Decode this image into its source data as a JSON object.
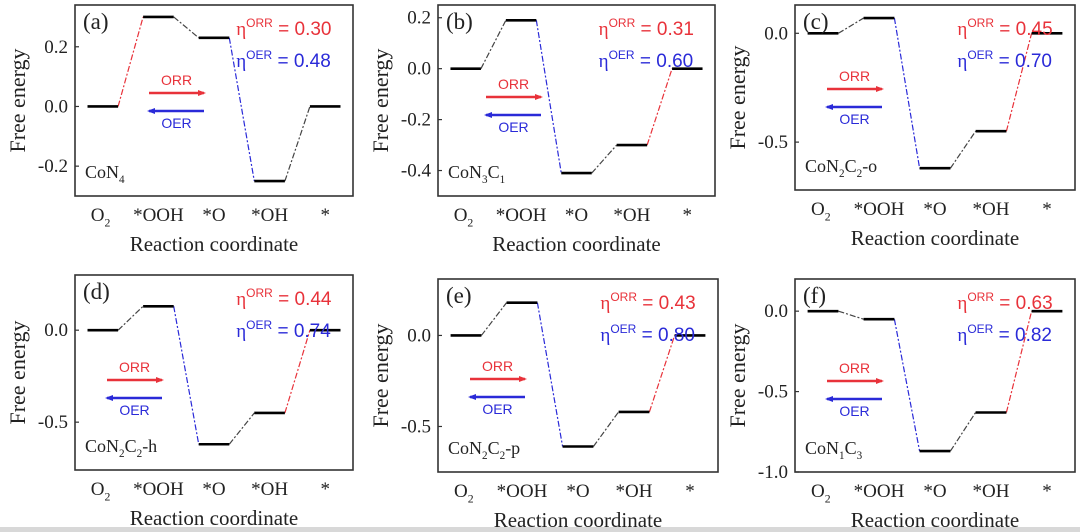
{
  "figure": {
    "ylabel": "Free energy",
    "xlabel": "Reaction coordinate",
    "steps": [
      "O2",
      "*OOH",
      "*O",
      "*OH",
      "*"
    ],
    "orr_label": "ORR",
    "oer_label": "OER",
    "eta_symbol": "η",
    "orr_color": "#e8323a",
    "oer_color": "#2a2ad8",
    "level_color": "#000000",
    "connector_color": "#444444"
  },
  "chart_data": [
    {
      "type": "line",
      "panel": "(a)",
      "catalyst": {
        "base": "CoN",
        "parts": [
          [
            "N",
            "4"
          ]
        ],
        "text": "CoN4"
      },
      "title": "",
      "xlabel": "Reaction coordinate",
      "ylabel": "Free energy",
      "categories": [
        "O2",
        "*OOH",
        "*O",
        "*OH",
        "*"
      ],
      "values": [
        0.0,
        0.3,
        0.23,
        -0.25,
        0.0
      ],
      "connector_colors": [
        "orr",
        "neutral",
        "oer",
        "neutral"
      ],
      "yticks": [
        -0.2,
        0.0,
        0.2
      ],
      "ytick_labels": [
        "-0.2",
        "0.0",
        "0.2"
      ],
      "ylim": [
        -0.3,
        0.34
      ],
      "eta_orr": "0.30",
      "eta_oer": "0.48",
      "grid": false,
      "legend": "arrows ORR (right, red) / OER (left, blue) at center-left"
    },
    {
      "type": "line",
      "panel": "(b)",
      "catalyst": {
        "text": "CoN3C1"
      },
      "title": "",
      "xlabel": "Reaction coordinate",
      "ylabel": "Free energy",
      "categories": [
        "O2",
        "*OOH",
        "*O",
        "*OH",
        "*"
      ],
      "values": [
        0.0,
        0.19,
        -0.41,
        -0.3,
        0.0
      ],
      "connector_colors": [
        "neutral",
        "oer",
        "neutral",
        "orr"
      ],
      "yticks": [
        -0.4,
        -0.2,
        0.0,
        0.2
      ],
      "ytick_labels": [
        "-0.4",
        "-0.2",
        "0.0",
        "0.2"
      ],
      "ylim": [
        -0.5,
        0.25
      ],
      "eta_orr": "0.31",
      "eta_oer": "0.60",
      "grid": false,
      "legend": "arrows ORR (right, red) / OER (left, blue) at center-left"
    },
    {
      "type": "line",
      "panel": "(c)",
      "catalyst": {
        "text": "CoN2C2-o"
      },
      "title": "",
      "xlabel": "Reaction coordinate",
      "ylabel": "Free energy",
      "categories": [
        "O2",
        "*OOH",
        "*O",
        "*OH",
        "*"
      ],
      "values": [
        0.0,
        0.07,
        -0.62,
        -0.45,
        0.0
      ],
      "connector_colors": [
        "neutral",
        "oer",
        "neutral",
        "orr"
      ],
      "yticks": [
        -0.5,
        0.0
      ],
      "ytick_labels": [
        "-0.5",
        "0.0"
      ],
      "ylim": [
        -0.72,
        0.13
      ],
      "eta_orr": "0.45",
      "eta_oer": "0.70",
      "grid": false,
      "legend": "arrows ORR (right, red) / OER (left, blue) at center-left"
    },
    {
      "type": "line",
      "panel": "(d)",
      "catalyst": {
        "text": "CoN2C2-h"
      },
      "title": "",
      "xlabel": "Reaction coordinate",
      "ylabel": "Free energy",
      "categories": [
        "O2",
        "*OOH",
        "*O",
        "*OH",
        "*"
      ],
      "values": [
        0.0,
        0.13,
        -0.62,
        -0.45,
        0.0
      ],
      "connector_colors": [
        "neutral",
        "oer",
        "neutral",
        "orr"
      ],
      "yticks": [
        -0.5,
        0.0
      ],
      "ytick_labels": [
        "-0.5",
        "0.0"
      ],
      "ylim": [
        -0.76,
        0.3
      ],
      "eta_orr": "0.44",
      "eta_oer": "0.74",
      "grid": false,
      "legend": "arrows ORR (right, red) / OER (left, blue) at center-left"
    },
    {
      "type": "line",
      "panel": "(e)",
      "catalyst": {
        "text": "CoN2C2-p"
      },
      "title": "",
      "xlabel": "Reaction coordinate",
      "ylabel": "Free energy",
      "categories": [
        "O2",
        "*OOH",
        "*O",
        "*OH",
        "*"
      ],
      "values": [
        0.0,
        0.18,
        -0.61,
        -0.42,
        0.0
      ],
      "connector_colors": [
        "neutral",
        "oer",
        "neutral",
        "orr"
      ],
      "yticks": [
        -0.5,
        0.0
      ],
      "ytick_labels": [
        "-0.5",
        "0.0"
      ],
      "ylim": [
        -0.75,
        0.31
      ],
      "eta_orr": "0.43",
      "eta_oer": "0.80",
      "grid": false,
      "legend": "arrows ORR (right, red) / OER (left, blue) at center-left"
    },
    {
      "type": "line",
      "panel": "(f)",
      "catalyst": {
        "text": "CoN1C3"
      },
      "title": "",
      "xlabel": "Reaction coordinate",
      "ylabel": "Free energy",
      "categories": [
        "O2",
        "*OOH",
        "*O",
        "*OH",
        "*"
      ],
      "values": [
        0.0,
        -0.05,
        -0.87,
        -0.63,
        0.0
      ],
      "connector_colors": [
        "neutral",
        "oer",
        "neutral",
        "orr"
      ],
      "yticks": [
        -1.0,
        -0.5,
        0.0
      ],
      "ytick_labels": [
        "-1.0",
        "-0.5",
        "0.0"
      ],
      "ylim": [
        -1.0,
        0.2
      ],
      "eta_orr": "0.63",
      "eta_oer": "0.82",
      "grid": false,
      "legend": "arrows ORR (right, red) / OER (left, blue) at center-left"
    }
  ]
}
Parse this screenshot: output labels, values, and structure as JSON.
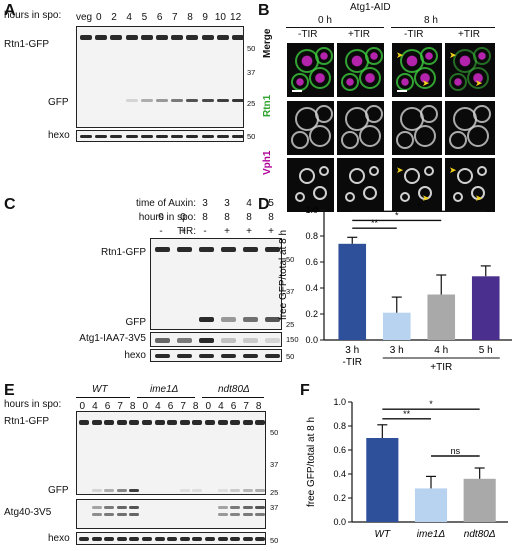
{
  "panels": {
    "A": "A",
    "B": "B",
    "C": "C",
    "D": "D",
    "E": "E",
    "F": "F"
  },
  "panelA": {
    "row_label": "hours in spo:",
    "lanes": [
      "veg",
      "0",
      "2",
      "4",
      "5",
      "6",
      "7",
      "8",
      "9",
      "10",
      "12"
    ],
    "blot1_labels": [
      "Rtn1-GFP",
      "GFP"
    ],
    "blot2_label": "hexo",
    "mw": [
      "50",
      "37",
      "25",
      "50"
    ]
  },
  "panelB": {
    "title": "Atg1-AID",
    "time_labels": [
      "0 h",
      "8 h"
    ],
    "cond_labels": [
      "-TIR",
      "+TIR",
      "-TIR",
      "+TIR"
    ],
    "row_labels": [
      "Merge",
      "Rtn1",
      "Vph1"
    ],
    "arrow_glyph": "➤"
  },
  "panelC": {
    "row_labels": [
      "time of Auxin:",
      "hours in spo:",
      "TIR:"
    ],
    "auxin": [
      "",
      "",
      "3",
      "3",
      "4",
      "5"
    ],
    "hours": [
      "0",
      "0",
      "8",
      "8",
      "8",
      "8"
    ],
    "tir": [
      "-",
      "+",
      "-",
      "+",
      "+",
      "+"
    ],
    "blot_labels": [
      "Rtn1-GFP",
      "GFP",
      "Atg1-IAA7-3V5",
      "hexo"
    ],
    "mw": [
      "50",
      "37",
      "25",
      "150",
      "50"
    ]
  },
  "panelD": {
    "ylabel": "free GFP/total at 8 h",
    "yticks": [
      "0.0",
      "0.2",
      "0.4",
      "0.6",
      "0.8",
      "1.0"
    ],
    "categories": [
      "3 h",
      "3 h",
      "4 h",
      "5 h"
    ],
    "subcat": [
      "-TIR",
      "+TIR"
    ],
    "sig": [
      "**",
      "*",
      "*"
    ]
  },
  "panelE": {
    "group_labels": [
      "WT",
      "ime1Δ",
      "ndt80Δ"
    ],
    "row_label": "hours in spo:",
    "lanes": [
      "0",
      "4",
      "6",
      "7",
      "8",
      "0",
      "4",
      "6",
      "7",
      "8",
      "0",
      "4",
      "6",
      "7",
      "8"
    ],
    "blot_labels": [
      "Rtn1-GFP",
      "GFP",
      "Atg40-3V5",
      "hexo"
    ],
    "mw": [
      "50",
      "37",
      "25",
      "37",
      "50"
    ]
  },
  "panelF": {
    "ylabel": "free GFP/total at 8 h",
    "yticks": [
      "0.0",
      "0.2",
      "0.4",
      "0.6",
      "0.8",
      "1.0"
    ],
    "categories": [
      "WT",
      "ime1Δ",
      "ndt80Δ"
    ],
    "sig": [
      "**",
      "*",
      "ns"
    ]
  },
  "chart_data": [
    {
      "type": "bar",
      "categories": [
        "3 h -TIR",
        "3 h +TIR",
        "4 h +TIR",
        "5 h +TIR"
      ],
      "values": [
        0.74,
        0.21,
        0.35,
        0.49
      ],
      "errors": [
        0.05,
        0.12,
        0.15,
        0.08
      ],
      "colors": [
        "#2e4f9a",
        "#b7d3f0",
        "#a9a9a9",
        "#4a2f8f"
      ],
      "xlabel": "",
      "ylabel": "free GFP/total at 8 h",
      "ylim": [
        0,
        1.0
      ],
      "annotations": [
        "**",
        "*",
        "*"
      ]
    },
    {
      "type": "bar",
      "categories": [
        "WT",
        "ime1Δ",
        "ndt80Δ"
      ],
      "values": [
        0.7,
        0.28,
        0.36
      ],
      "errors": [
        0.11,
        0.1,
        0.09
      ],
      "colors": [
        "#2e4f9a",
        "#b7d3f0",
        "#a9a9a9"
      ],
      "xlabel": "",
      "ylabel": "free GFP/total at 8 h",
      "ylim": [
        0,
        1.0
      ],
      "annotations": [
        "**",
        "*",
        "ns"
      ]
    }
  ]
}
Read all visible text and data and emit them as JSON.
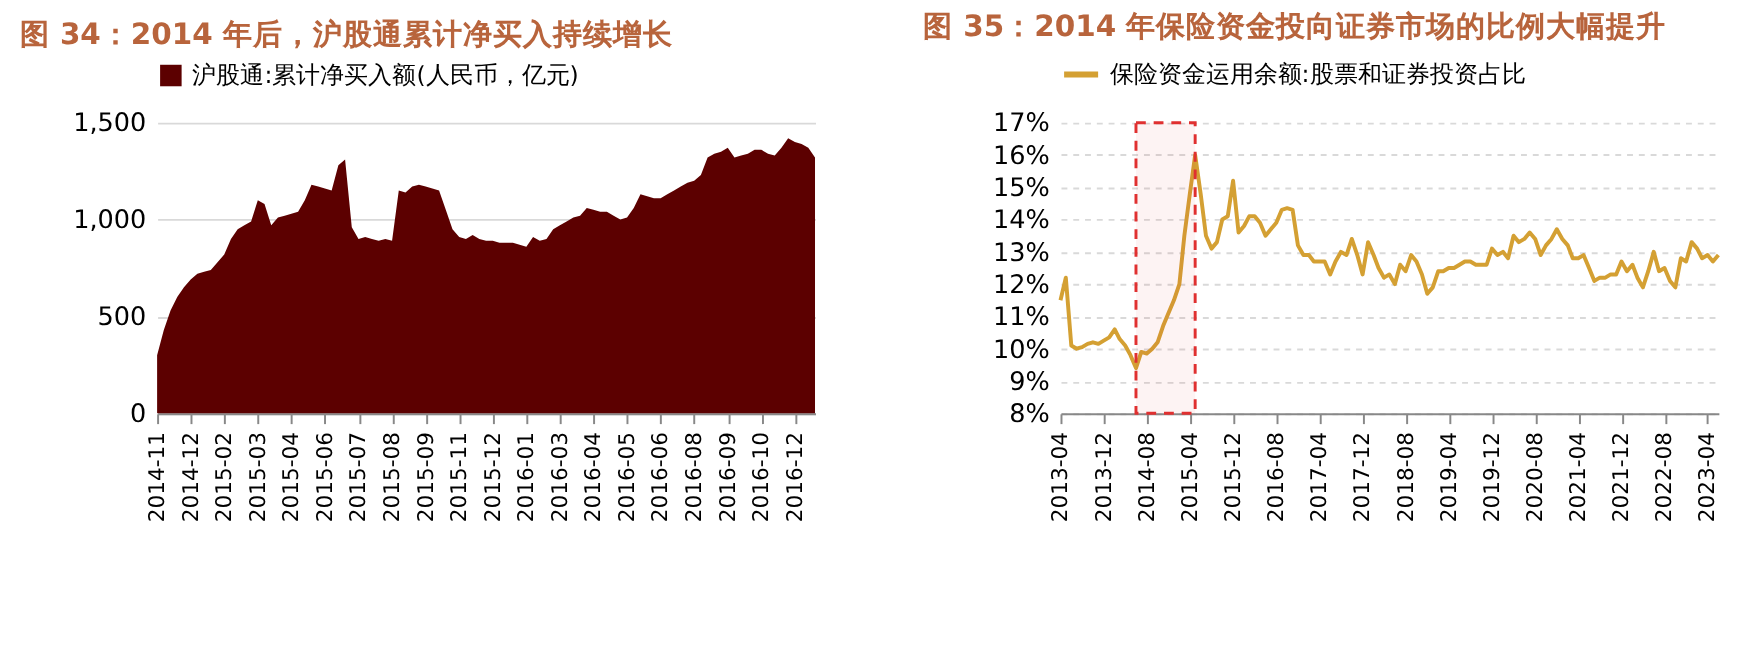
{
  "chart_data": [
    {
      "type": "area",
      "title": "图 34：2014 年后，沪股通累计净买入持续增长",
      "categories": [
        "2014-11",
        null,
        null,
        null,
        null,
        "2014-12",
        null,
        null,
        null,
        null,
        "2015-02",
        null,
        null,
        null,
        null,
        "2015-03",
        null,
        null,
        null,
        null,
        "2015-04",
        null,
        null,
        null,
        null,
        "2015-06",
        null,
        null,
        null,
        null,
        "2015-07",
        null,
        null,
        null,
        null,
        "2015-08",
        null,
        null,
        null,
        null,
        "2015-09",
        null,
        null,
        null,
        null,
        "2015-11",
        null,
        null,
        null,
        null,
        "2015-12",
        null,
        null,
        null,
        null,
        "2016-01",
        null,
        null,
        null,
        null,
        "2016-03",
        null,
        null,
        null,
        null,
        "2016-04",
        null,
        null,
        null,
        null,
        "2016-05",
        null,
        null,
        null,
        null,
        "2016-06",
        null,
        null,
        null,
        null,
        "2016-08",
        null,
        null,
        null,
        null,
        "2016-09",
        null,
        null,
        null,
        null,
        "2016-10",
        null,
        null,
        null,
        null,
        "2016-12",
        null,
        null,
        null
      ],
      "series": [
        {
          "name": "沪股通:累计净买入额(人民币，亿元)",
          "color": "#5c0000",
          "values": [
            300,
            430,
            530,
            600,
            650,
            690,
            720,
            730,
            740,
            780,
            820,
            900,
            950,
            970,
            990,
            1100,
            1080,
            970,
            1010,
            1020,
            1030,
            1040,
            1100,
            1180,
            1170,
            1160,
            1150,
            1280,
            1310,
            960,
            900,
            910,
            900,
            890,
            900,
            890,
            1150,
            1140,
            1170,
            1180,
            1170,
            1160,
            1150,
            1050,
            950,
            910,
            900,
            920,
            900,
            890,
            890,
            880,
            880,
            880,
            870,
            860,
            910,
            890,
            900,
            950,
            970,
            990,
            1010,
            1020,
            1060,
            1050,
            1040,
            1040,
            1020,
            1000,
            1010,
            1060,
            1130,
            1120,
            1110,
            1110,
            1130,
            1150,
            1170,
            1190,
            1200,
            1230,
            1320,
            1340,
            1350,
            1370,
            1320,
            1330,
            1340,
            1360,
            1360,
            1340,
            1330,
            1370,
            1420,
            1400,
            1390,
            1370,
            1320
          ]
        }
      ],
      "ylim": [
        0,
        1500
      ],
      "yticks": [
        0,
        500,
        {
          "value": 1000,
          "label": "1,000"
        },
        {
          "value": 1500,
          "label": "1,500"
        }
      ],
      "grid": "y",
      "legend": "top"
    },
    {
      "type": "line",
      "title": "图 35：2014 年保险资金投向证券市场的比例大幅提升",
      "x": [
        "2013-04",
        "2013-05",
        "2013-06",
        "2013-07",
        "2013-08",
        "2013-09",
        "2013-10",
        "2013-11",
        "2013-12",
        "2014-01",
        "2014-02",
        "2014-03",
        "2014-04",
        "2014-05",
        "2014-06",
        "2014-07",
        "2014-08",
        "2014-09",
        "2014-10",
        "2014-11",
        "2014-12",
        "2015-01",
        "2015-02",
        "2015-03",
        "2015-04",
        "2015-05",
        "2015-06",
        "2015-07",
        "2015-08",
        "2015-09",
        "2015-10",
        "2015-11",
        "2015-12",
        "2016-01",
        "2016-02",
        "2016-03",
        "2016-04",
        "2016-05",
        "2016-06",
        "2016-07",
        "2016-08",
        "2016-09",
        "2016-10",
        "2016-11",
        "2016-12",
        "2017-01",
        "2017-02",
        "2017-03",
        "2017-04",
        "2017-05",
        "2017-06",
        "2017-07",
        "2017-08",
        "2017-09",
        "2017-10",
        "2017-11",
        "2017-12",
        "2018-01",
        "2018-02",
        "2018-03",
        "2018-04",
        "2018-05",
        "2018-06",
        "2018-07",
        "2018-08",
        "2018-09",
        "2018-10",
        "2018-11",
        "2018-12",
        "2019-01",
        "2019-02",
        "2019-03",
        "2019-04",
        "2019-05",
        "2019-06",
        "2019-07",
        "2019-08",
        "2019-09",
        "2019-10",
        "2019-11",
        "2019-12",
        "2020-01",
        "2020-02",
        "2020-03",
        "2020-04",
        "2020-05",
        "2020-06",
        "2020-07",
        "2020-08",
        "2020-09",
        "2020-10",
        "2020-11",
        "2020-12",
        "2021-01",
        "2021-02",
        "2021-03",
        "2021-04",
        "2021-05",
        "2021-06",
        "2021-07",
        "2021-08",
        "2021-09",
        "2021-10",
        "2021-11",
        "2021-12",
        "2022-01",
        "2022-02",
        "2022-03",
        "2022-04",
        "2022-05",
        "2022-06",
        "2022-07",
        "2022-08",
        "2022-09",
        "2022-10",
        "2022-11",
        "2022-12",
        "2023-01",
        "2023-02",
        "2023-03",
        "2023-04",
        "2023-05",
        "2023-06"
      ],
      "series": [
        {
          "name": "保险资金运用余额:股票和证券投资占比",
          "color": "#d4a033",
          "values": [
            11.5,
            12.2,
            10.1,
            10.0,
            10.05,
            10.15,
            10.2,
            10.15,
            10.25,
            10.35,
            10.6,
            10.3,
            10.1,
            9.8,
            9.4,
            9.9,
            9.85,
            10.0,
            10.2,
            10.7,
            11.1,
            11.5,
            12.0,
            13.5,
            14.8,
            16.0,
            14.8,
            13.5,
            13.1,
            13.3,
            14.0,
            14.1,
            15.2,
            13.6,
            13.8,
            14.1,
            14.1,
            13.9,
            13.5,
            13.7,
            13.9,
            14.3,
            14.35,
            14.3,
            13.2,
            12.9,
            12.9,
            12.7,
            12.7,
            12.7,
            12.3,
            12.7,
            13.0,
            12.9,
            13.4,
            12.9,
            12.3,
            13.3,
            12.9,
            12.5,
            12.2,
            12.3,
            12.0,
            12.6,
            12.4,
            12.9,
            12.7,
            12.3,
            11.7,
            11.9,
            12.4,
            12.4,
            12.5,
            12.5,
            12.6,
            12.7,
            12.7,
            12.6,
            12.6,
            12.6,
            13.1,
            12.9,
            13.0,
            12.8,
            13.5,
            13.3,
            13.4,
            13.6,
            13.4,
            12.9,
            13.2,
            13.4,
            13.7,
            13.4,
            13.2,
            12.8,
            12.8,
            12.9,
            12.5,
            12.1,
            12.2,
            12.2,
            12.3,
            12.3,
            12.7,
            12.4,
            12.6,
            12.2,
            11.9,
            12.4,
            13.0,
            12.4,
            12.5,
            12.1,
            11.9,
            12.8,
            12.7,
            13.3,
            13.1,
            12.8,
            12.9,
            12.7,
            12.9
          ]
        }
      ],
      "xlim": [
        "2013-04",
        "2023-06"
      ],
      "xticks": [
        "2013-04",
        "2013-12",
        "2014-08",
        "2015-04",
        "2015-12",
        "2016-08",
        "2017-04",
        "2017-12",
        "2018-08",
        "2019-04",
        "2019-12",
        "2020-08",
        "2021-04",
        "2021-12",
        "2022-08",
        "2023-04"
      ],
      "ylim": [
        8,
        17
      ],
      "yticks": [
        {
          "value": 8,
          "label": "8%"
        },
        {
          "value": 9,
          "label": "9%"
        },
        {
          "value": 10,
          "label": "10%"
        },
        {
          "value": 11,
          "label": "11%"
        },
        {
          "value": 12,
          "label": "12%"
        },
        {
          "value": 13,
          "label": "13%"
        },
        {
          "value": 14,
          "label": "14%"
        },
        {
          "value": 15,
          "label": "15%"
        },
        {
          "value": 16,
          "label": "16%"
        },
        {
          "value": 17,
          "label": "17%"
        }
      ],
      "bands": [
        {
          "axis": "x",
          "from": "2014-06",
          "to": "2015-05",
          "color": "#e03030"
        }
      ],
      "grid": "y",
      "legend": "top",
      "line_style": "solid"
    }
  ]
}
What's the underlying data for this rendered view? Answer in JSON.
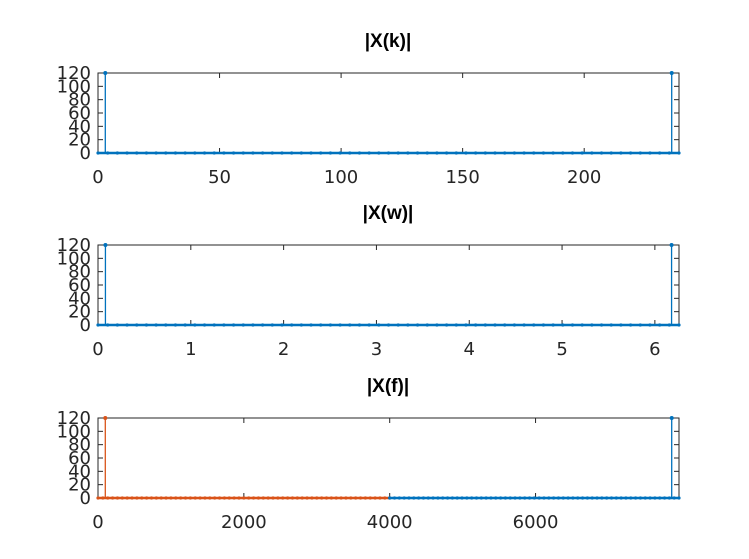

What you should do
Copy all lines from the material that hold "JSON".

Completed task
Decode this image into its source data as a JSON object.
Parse this screenshot: output labels, values, and structure as JSON.
Read all visible text and data and emit them as JSON.
What's the underlying data for this rendered view? Answer in JSON.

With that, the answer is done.